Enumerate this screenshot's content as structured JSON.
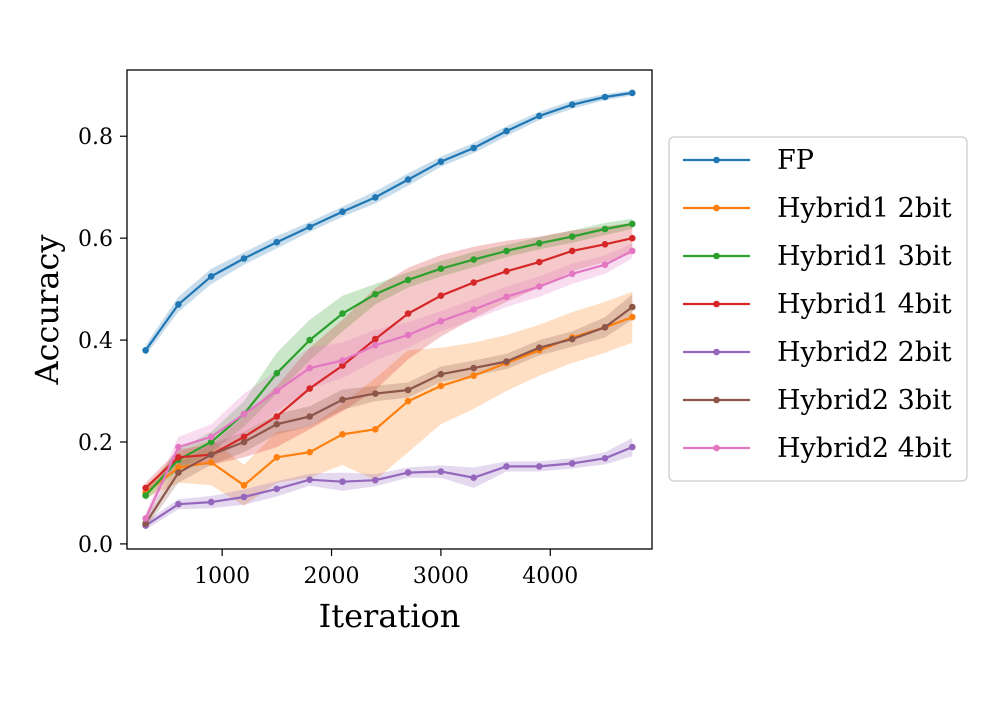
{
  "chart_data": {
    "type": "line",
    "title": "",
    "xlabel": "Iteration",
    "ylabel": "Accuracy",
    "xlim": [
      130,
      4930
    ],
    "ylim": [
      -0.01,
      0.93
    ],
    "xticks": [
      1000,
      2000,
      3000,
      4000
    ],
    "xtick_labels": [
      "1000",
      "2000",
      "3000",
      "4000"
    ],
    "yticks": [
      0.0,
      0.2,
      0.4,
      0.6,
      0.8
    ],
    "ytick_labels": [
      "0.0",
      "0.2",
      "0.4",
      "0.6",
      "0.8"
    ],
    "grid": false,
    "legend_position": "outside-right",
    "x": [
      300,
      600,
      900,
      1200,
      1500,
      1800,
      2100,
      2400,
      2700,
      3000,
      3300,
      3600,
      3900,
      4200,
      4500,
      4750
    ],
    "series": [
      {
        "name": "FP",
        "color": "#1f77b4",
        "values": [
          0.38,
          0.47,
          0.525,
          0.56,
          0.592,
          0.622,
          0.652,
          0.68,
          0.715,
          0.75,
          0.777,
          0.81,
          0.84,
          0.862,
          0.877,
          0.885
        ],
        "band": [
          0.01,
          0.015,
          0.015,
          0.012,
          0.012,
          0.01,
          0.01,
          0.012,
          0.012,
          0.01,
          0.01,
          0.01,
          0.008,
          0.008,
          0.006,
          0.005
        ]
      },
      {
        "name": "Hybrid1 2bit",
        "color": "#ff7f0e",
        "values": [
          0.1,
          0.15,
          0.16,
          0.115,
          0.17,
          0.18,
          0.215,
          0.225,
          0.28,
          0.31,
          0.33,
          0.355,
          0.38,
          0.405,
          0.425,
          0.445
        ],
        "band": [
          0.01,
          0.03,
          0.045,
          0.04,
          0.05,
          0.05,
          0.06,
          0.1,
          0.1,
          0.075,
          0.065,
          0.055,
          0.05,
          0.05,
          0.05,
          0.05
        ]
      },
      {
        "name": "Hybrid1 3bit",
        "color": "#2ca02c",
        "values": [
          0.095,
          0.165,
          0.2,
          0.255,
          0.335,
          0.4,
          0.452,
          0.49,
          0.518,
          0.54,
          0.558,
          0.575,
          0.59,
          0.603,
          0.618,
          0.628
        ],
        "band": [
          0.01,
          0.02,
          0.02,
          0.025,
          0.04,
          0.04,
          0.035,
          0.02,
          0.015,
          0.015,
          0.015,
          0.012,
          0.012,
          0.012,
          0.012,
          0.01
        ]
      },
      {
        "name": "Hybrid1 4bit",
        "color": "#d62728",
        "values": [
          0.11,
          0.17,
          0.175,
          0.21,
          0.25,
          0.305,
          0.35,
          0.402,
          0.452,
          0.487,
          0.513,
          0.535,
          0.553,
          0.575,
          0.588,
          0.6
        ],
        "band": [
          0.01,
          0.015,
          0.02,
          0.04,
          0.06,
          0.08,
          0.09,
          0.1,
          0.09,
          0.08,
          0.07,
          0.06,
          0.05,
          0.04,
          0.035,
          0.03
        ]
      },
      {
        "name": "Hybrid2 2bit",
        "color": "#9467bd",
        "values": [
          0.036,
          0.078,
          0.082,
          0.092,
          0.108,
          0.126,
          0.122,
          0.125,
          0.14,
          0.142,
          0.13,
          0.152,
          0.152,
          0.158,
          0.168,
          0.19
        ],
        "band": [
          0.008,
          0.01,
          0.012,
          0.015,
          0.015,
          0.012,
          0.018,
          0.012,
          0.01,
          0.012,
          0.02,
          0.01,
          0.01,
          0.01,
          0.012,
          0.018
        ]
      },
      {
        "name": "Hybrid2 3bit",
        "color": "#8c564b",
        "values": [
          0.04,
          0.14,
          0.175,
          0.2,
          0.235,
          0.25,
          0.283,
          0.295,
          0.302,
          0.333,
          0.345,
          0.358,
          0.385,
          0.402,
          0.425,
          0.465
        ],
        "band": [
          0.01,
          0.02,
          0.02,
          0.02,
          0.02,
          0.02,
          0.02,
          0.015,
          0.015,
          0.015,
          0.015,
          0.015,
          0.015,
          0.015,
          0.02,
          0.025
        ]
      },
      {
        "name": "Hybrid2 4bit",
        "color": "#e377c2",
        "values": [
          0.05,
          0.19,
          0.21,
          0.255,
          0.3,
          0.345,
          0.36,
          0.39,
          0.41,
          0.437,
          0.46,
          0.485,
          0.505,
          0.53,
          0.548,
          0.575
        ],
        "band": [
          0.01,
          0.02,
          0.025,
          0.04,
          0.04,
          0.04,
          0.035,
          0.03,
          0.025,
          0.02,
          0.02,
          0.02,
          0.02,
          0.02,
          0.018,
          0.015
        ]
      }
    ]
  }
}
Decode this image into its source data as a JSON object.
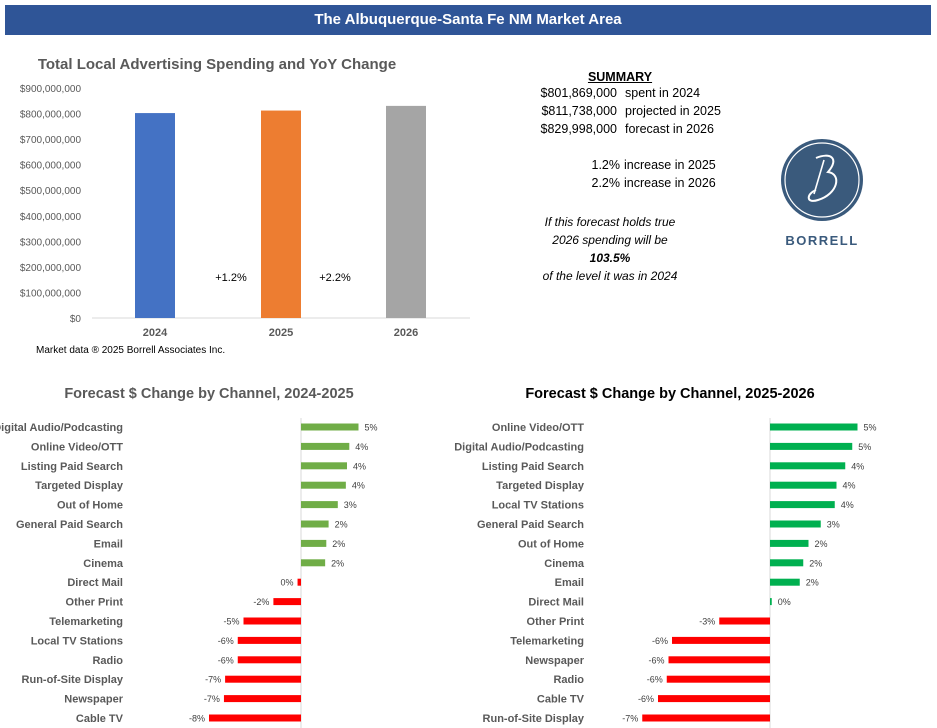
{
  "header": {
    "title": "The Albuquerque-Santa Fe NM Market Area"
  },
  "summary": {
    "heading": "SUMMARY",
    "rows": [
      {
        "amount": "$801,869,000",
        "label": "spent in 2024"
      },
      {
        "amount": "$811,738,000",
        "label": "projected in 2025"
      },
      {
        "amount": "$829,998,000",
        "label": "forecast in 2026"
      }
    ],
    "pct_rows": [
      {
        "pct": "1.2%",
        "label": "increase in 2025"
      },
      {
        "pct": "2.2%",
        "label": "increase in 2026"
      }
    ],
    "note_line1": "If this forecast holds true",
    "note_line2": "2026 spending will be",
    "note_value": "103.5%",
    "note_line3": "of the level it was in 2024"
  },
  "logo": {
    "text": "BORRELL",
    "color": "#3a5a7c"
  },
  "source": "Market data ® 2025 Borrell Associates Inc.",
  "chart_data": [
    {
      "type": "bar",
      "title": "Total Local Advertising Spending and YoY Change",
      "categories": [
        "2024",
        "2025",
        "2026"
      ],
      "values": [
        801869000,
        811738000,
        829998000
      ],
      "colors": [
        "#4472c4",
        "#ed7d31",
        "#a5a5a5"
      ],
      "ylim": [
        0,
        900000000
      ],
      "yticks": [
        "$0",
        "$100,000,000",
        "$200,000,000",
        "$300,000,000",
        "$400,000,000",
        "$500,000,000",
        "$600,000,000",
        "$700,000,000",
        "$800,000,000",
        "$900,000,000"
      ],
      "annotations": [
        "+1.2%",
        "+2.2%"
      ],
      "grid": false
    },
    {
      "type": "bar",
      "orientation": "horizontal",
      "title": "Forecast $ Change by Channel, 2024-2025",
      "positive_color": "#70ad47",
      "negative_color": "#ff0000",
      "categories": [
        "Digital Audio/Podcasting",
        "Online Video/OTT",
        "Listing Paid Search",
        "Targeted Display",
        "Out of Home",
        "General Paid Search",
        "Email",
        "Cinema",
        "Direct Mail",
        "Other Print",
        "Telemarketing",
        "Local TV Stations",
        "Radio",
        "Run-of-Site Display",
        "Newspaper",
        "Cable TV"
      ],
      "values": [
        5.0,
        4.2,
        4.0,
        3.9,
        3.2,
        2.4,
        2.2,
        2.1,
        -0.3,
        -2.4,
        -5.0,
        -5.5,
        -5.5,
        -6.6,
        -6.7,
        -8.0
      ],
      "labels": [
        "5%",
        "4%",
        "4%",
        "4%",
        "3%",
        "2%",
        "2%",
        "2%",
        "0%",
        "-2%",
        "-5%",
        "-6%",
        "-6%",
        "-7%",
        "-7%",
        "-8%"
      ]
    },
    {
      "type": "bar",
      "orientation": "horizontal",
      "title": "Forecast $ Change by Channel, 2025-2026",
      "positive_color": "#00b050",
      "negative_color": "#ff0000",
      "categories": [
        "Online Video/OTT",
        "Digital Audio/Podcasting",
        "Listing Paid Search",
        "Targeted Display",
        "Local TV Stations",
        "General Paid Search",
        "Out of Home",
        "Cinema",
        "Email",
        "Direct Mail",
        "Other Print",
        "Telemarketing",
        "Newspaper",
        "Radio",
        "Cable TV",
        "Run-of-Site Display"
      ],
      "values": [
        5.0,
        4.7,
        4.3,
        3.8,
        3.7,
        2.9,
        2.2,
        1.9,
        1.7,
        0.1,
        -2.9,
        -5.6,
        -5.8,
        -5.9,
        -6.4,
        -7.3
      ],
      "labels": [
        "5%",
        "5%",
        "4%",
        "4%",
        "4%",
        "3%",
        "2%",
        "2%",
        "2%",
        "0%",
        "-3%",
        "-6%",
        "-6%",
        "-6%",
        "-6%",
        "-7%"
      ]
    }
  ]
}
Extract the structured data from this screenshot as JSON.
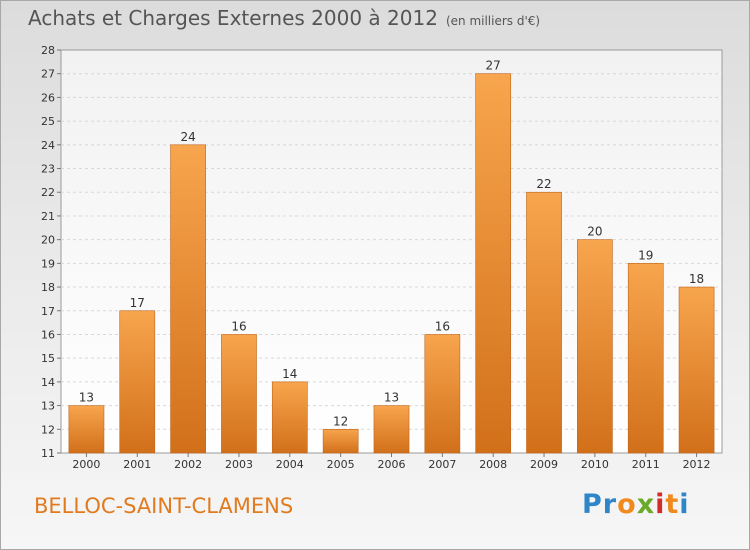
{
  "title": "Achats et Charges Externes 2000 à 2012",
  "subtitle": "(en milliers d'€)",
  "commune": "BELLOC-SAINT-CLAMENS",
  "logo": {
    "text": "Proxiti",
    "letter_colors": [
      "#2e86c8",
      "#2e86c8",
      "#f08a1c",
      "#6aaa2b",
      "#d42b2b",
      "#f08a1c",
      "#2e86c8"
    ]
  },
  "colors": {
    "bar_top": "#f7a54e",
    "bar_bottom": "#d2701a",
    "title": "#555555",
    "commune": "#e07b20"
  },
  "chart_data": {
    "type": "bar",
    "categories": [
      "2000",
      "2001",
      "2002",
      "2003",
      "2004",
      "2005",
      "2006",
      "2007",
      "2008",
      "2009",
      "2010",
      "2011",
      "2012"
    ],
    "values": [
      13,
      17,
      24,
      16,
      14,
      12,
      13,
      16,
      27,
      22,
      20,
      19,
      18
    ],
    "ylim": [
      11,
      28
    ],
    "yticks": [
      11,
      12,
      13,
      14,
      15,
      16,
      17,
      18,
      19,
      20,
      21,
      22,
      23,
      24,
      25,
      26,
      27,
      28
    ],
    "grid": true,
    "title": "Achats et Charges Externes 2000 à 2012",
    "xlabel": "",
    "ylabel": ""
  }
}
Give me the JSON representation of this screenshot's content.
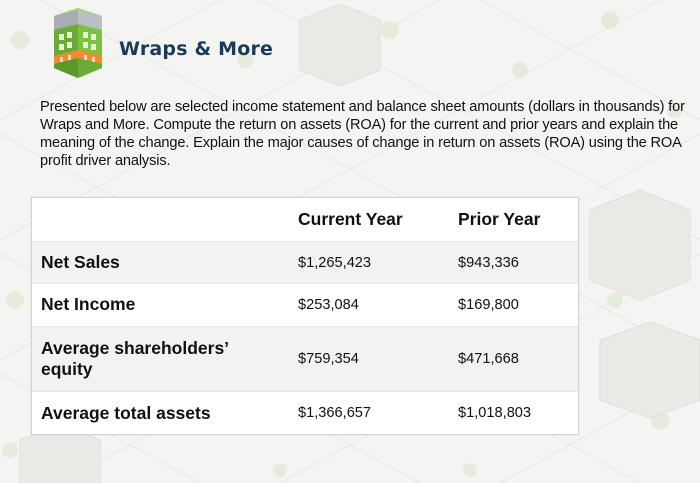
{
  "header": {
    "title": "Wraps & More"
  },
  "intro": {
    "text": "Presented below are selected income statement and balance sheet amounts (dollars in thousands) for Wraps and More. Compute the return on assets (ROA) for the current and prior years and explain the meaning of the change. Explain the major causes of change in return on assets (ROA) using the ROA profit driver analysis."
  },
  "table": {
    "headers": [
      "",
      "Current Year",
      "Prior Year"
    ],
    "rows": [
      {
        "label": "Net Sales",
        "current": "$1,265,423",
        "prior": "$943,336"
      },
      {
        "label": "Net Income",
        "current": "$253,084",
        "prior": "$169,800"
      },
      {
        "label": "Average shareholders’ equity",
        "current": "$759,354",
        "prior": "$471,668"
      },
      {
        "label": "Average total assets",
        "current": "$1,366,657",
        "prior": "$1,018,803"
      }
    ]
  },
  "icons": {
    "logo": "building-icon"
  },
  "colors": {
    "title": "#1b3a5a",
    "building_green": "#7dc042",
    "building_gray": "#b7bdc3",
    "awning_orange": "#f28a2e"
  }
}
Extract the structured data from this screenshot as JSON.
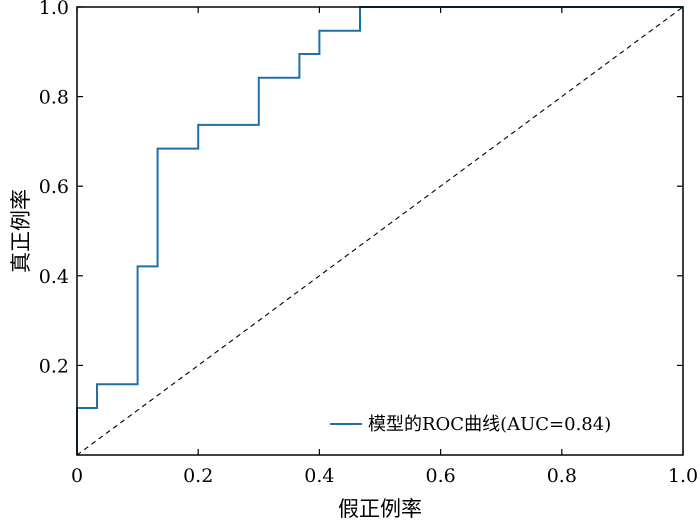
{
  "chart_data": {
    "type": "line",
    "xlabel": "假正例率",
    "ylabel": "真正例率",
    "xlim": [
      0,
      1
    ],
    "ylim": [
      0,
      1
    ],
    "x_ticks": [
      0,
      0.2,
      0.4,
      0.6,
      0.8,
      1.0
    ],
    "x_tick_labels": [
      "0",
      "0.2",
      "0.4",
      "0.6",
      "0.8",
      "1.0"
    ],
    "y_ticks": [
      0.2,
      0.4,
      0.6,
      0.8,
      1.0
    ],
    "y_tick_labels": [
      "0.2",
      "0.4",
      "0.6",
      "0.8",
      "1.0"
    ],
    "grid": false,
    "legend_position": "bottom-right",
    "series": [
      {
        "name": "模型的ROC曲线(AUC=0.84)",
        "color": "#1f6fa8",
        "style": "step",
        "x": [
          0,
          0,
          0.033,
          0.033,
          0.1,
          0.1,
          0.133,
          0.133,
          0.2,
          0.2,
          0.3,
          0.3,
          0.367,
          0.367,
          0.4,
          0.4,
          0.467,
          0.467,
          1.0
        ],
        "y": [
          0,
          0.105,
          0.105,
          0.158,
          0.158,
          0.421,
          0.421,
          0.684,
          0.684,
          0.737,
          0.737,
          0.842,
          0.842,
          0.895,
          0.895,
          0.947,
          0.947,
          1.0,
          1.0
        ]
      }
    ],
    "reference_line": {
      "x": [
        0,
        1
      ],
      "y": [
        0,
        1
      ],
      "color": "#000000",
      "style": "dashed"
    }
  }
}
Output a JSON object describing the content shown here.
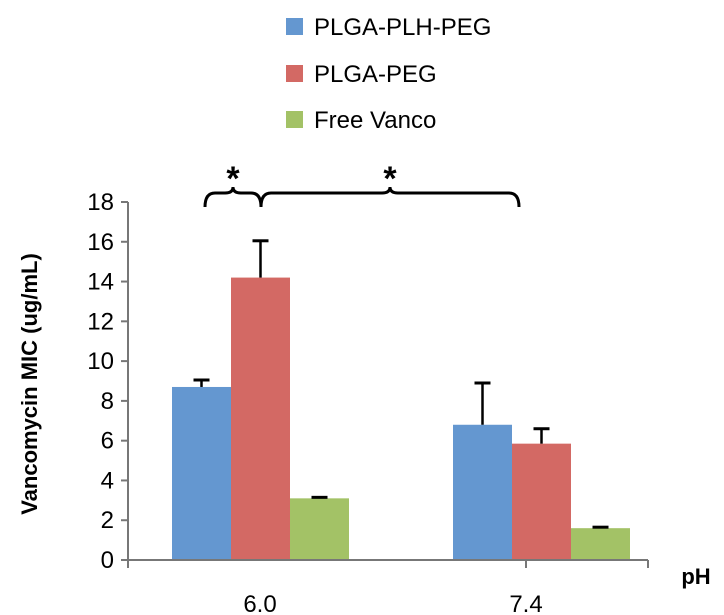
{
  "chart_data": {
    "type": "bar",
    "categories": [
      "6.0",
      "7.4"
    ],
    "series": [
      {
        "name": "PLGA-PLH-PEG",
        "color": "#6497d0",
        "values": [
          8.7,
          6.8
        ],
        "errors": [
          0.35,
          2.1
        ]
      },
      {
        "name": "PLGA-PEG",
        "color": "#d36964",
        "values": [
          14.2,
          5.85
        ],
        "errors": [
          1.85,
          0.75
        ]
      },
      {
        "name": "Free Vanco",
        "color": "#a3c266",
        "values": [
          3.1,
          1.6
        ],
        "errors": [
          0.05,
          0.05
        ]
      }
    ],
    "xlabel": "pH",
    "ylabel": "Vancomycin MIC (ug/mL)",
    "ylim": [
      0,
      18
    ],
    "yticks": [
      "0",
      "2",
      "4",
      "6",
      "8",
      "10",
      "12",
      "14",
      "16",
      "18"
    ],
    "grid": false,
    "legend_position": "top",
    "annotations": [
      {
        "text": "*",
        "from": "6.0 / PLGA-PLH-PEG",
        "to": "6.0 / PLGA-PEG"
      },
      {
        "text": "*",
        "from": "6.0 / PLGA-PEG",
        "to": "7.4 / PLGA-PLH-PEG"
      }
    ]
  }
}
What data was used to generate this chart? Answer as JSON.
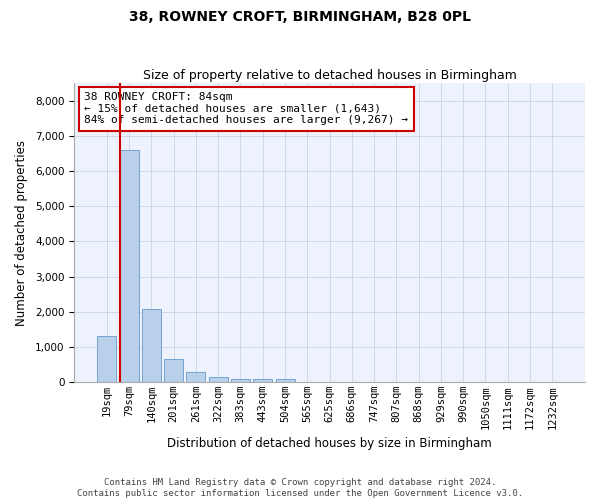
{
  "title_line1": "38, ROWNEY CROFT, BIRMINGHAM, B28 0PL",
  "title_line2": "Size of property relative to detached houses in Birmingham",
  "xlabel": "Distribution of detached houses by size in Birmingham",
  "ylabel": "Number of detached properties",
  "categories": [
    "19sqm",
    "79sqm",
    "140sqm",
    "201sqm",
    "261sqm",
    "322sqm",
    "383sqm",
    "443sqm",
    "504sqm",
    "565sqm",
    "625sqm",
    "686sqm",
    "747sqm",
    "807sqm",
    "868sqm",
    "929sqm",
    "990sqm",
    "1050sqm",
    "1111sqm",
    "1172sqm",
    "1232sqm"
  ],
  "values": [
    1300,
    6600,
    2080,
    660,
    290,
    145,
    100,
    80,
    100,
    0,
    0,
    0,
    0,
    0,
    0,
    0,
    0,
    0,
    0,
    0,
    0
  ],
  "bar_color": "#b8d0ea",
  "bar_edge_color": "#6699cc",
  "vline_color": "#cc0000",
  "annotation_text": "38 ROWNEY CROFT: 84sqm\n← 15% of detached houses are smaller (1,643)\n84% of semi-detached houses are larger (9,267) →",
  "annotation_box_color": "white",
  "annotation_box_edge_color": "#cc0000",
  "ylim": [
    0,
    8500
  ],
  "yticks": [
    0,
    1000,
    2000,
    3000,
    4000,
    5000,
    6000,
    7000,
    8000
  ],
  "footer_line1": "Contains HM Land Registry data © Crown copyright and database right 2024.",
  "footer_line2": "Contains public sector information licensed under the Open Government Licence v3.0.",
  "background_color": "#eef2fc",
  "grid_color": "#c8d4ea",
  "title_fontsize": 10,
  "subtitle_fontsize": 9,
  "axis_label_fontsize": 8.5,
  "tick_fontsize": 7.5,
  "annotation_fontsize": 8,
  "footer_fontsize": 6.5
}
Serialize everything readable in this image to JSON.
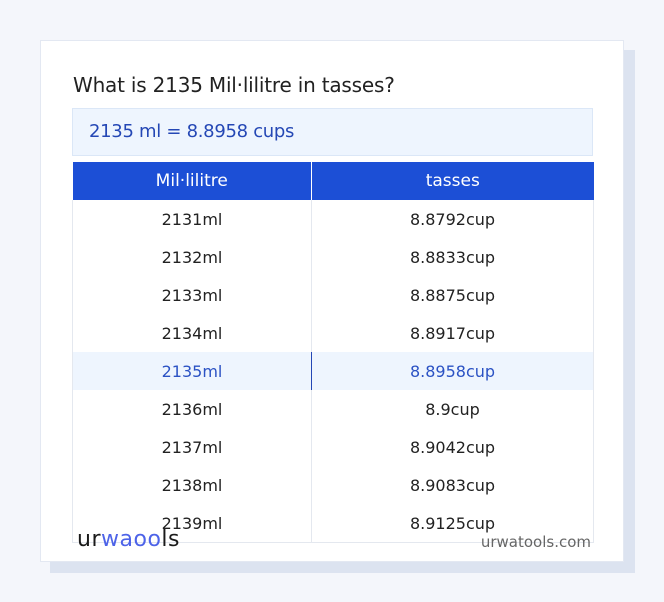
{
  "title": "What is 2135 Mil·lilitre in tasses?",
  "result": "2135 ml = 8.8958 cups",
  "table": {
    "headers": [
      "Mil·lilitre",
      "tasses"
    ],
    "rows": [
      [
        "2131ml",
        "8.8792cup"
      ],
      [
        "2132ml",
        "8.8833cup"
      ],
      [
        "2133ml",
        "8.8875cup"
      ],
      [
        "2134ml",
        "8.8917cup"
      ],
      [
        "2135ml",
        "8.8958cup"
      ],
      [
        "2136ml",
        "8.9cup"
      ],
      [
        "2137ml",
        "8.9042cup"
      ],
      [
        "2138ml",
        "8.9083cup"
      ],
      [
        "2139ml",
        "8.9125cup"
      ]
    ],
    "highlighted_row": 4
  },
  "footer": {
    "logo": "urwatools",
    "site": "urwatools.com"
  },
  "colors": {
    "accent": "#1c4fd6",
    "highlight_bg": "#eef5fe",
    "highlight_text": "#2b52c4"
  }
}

Written task: From the line containing "Serialize everything readable" through the end of the entries, quote each line exactly and nothing else, excluding all pictures.

Answer:
Serialize everything readable in this image to JSON.
{
  "title": "What is 2135 Mil·lilitre in tasses?",
  "result": "2135 ml = 8.8958 cups",
  "table": {
    "headers": [
      "Mil·lilitre",
      "tasses"
    ],
    "rows": [
      [
        "2131ml",
        "8.8792cup"
      ],
      [
        "2132ml",
        "8.8833cup"
      ],
      [
        "2133ml",
        "8.8875cup"
      ],
      [
        "2134ml",
        "8.8917cup"
      ],
      [
        "2135ml",
        "8.8958cup"
      ],
      [
        "2136ml",
        "8.9cup"
      ],
      [
        "2137ml",
        "8.9042cup"
      ],
      [
        "2138ml",
        "8.9083cup"
      ],
      [
        "2139ml",
        "8.9125cup"
      ]
    ],
    "highlighted_row": 4
  },
  "footer": {
    "logo": "urwatools",
    "site": "urwatools.com"
  },
  "colors": {
    "accent": "#1c4fd6",
    "highlight_bg": "#eef5fe",
    "highlight_text": "#2b52c4"
  }
}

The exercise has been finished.